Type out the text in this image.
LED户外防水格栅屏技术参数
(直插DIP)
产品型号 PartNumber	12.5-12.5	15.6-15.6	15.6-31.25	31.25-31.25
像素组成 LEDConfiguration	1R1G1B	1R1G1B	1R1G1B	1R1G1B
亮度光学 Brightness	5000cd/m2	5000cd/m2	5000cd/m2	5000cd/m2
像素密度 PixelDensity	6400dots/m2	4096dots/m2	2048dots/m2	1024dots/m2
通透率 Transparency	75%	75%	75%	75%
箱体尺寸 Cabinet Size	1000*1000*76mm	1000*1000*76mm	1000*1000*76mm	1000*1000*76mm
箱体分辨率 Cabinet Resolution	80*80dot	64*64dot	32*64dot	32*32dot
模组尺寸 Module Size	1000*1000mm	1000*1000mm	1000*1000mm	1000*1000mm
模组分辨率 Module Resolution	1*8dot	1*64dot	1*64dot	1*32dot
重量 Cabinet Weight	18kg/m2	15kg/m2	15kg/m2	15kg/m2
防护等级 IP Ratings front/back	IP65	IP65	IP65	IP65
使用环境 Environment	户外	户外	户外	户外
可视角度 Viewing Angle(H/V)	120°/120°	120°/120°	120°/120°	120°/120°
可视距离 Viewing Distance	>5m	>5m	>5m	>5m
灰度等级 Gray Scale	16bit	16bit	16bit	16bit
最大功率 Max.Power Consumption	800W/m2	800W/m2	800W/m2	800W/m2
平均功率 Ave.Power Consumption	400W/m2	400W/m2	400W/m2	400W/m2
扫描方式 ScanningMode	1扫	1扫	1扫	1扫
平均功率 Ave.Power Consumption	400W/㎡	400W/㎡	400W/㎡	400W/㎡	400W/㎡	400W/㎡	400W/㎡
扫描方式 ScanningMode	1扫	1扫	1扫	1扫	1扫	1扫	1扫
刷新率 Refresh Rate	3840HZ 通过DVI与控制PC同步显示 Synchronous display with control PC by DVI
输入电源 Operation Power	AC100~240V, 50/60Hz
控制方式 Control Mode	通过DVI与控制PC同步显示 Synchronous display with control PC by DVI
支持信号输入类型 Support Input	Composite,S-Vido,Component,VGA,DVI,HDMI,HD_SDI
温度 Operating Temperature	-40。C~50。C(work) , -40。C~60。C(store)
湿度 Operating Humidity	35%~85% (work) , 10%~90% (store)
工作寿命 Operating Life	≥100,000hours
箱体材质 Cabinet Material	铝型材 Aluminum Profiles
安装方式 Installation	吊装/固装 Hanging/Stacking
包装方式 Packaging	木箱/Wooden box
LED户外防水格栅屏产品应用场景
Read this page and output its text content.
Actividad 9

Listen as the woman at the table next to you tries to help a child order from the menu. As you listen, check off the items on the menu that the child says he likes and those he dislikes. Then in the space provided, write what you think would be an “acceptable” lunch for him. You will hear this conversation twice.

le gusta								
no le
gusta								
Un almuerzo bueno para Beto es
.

▶ GIVEN EXERCISE:
Retype every record above exactly as written.

▶ TASK RESPONSE:
Type out the text in this image.
LED户外防水格栅屏技术参数
(直插DIP)
产品型号 PartNumber	12.5-12.5	15.6-15.6	15.6-31.25	31.25-31.25
像素组成 LEDConfiguration	1R1G1B	1R1G1B	1R1G1B	1R1G1B
亮度光学 Brightness	5000cd/m2	5000cd/m2	5000cd/m2	5000cd/m2
像素密度 PixelDensity	6400dots/m2	4096dots/m2	2048dots/m2	1024dots/m2
通透率 Transparency	75%	75%	75%	75%
箱体尺寸 Cabinet Size	1000*1000*76mm	1000*1000*76mm	1000*1000*76mm	1000*1000*76mm
箱体分辨率 Cabinet Resolution	80*80dot	64*64dot	32*64dot	32*32dot
模组尺寸 Module Size	1000*1000mm	1000*1000mm	1000*1000mm	1000*1000mm
模组分辨率 Module Resolution	1*8dot	1*64dot	1*64dot	1*32dot
重量 Cabinet Weight	18kg/m2	15kg/m2	15kg/m2	15kg/m2
防护等级 IP Ratings front/back	IP65	IP65	IP65	IP65
使用环境 Environment	户外	户外	户外	户外
可视角度 Viewing Angle(H/V)	120°/120°	120°/120°	120°/120°	120°/120°
可视距离 Viewing Distance	>5m	>5m	>5m	>5m
灰度等级 Gray Scale	16bit	16bit	16bit	16bit
最大功率 Max.Power Consumption	800W/m2	800W/m2	800W/m2	800W/m2
平均功率 Ave.Power Consumption	400W/m2	400W/m2	400W/m2	400W/m2
扫描方式 ScanningMode	1扫	1扫	1扫	1扫
平均功率 Ave.Power Consumption	400W/㎡	400W/㎡	400W/㎡	400W/㎡	400W/㎡	400W/㎡	400W/㎡
扫描方式 ScanningMode	1扫	1扫	1扫	1扫	1扫	1扫	1扫
刷新率 Refresh Rate	3840HZ 通过DVI与控制PC同步显示 Synchronous display with control PC by DVI
输入电源 Operation Power	AC100~240V, 50/60Hz
控制方式 Control Mode	通过DVI与控制PC同步显示 Synchronous display with control PC by DVI
支持信号输入类型 Support Input	Composite,S-Vido,Component,VGA,DVI,HDMI,HD_SDI
温度 Operating Temperature	-40。C~50。C(work) , -40。C~60。C(store)
湿度 Operating Humidity	35%~85% (work) , 10%~90% (store)
工作寿命 Operating Life	≥100,000hours
箱体材质 Cabinet Material	铝型材 Aluminum Profiles
安装方式 Installation	吊装/固装 Hanging/Stacking
包装方式 Packaging	木箱/Wooden box
LED户外防水格栅屏产品应用场景
Read this page and output its text content.
Actividad 9

Listen as the woman at the table next to you tries to help a child order from the menu. As you listen, check off the items on the menu that the child says he likes and those he dislikes. Then in the space provided, write what you think would be an “acceptable” lunch for him. You will hear this conversation twice.

le gusta								
no le
gusta								
Un almuerzo bueno para Beto es
.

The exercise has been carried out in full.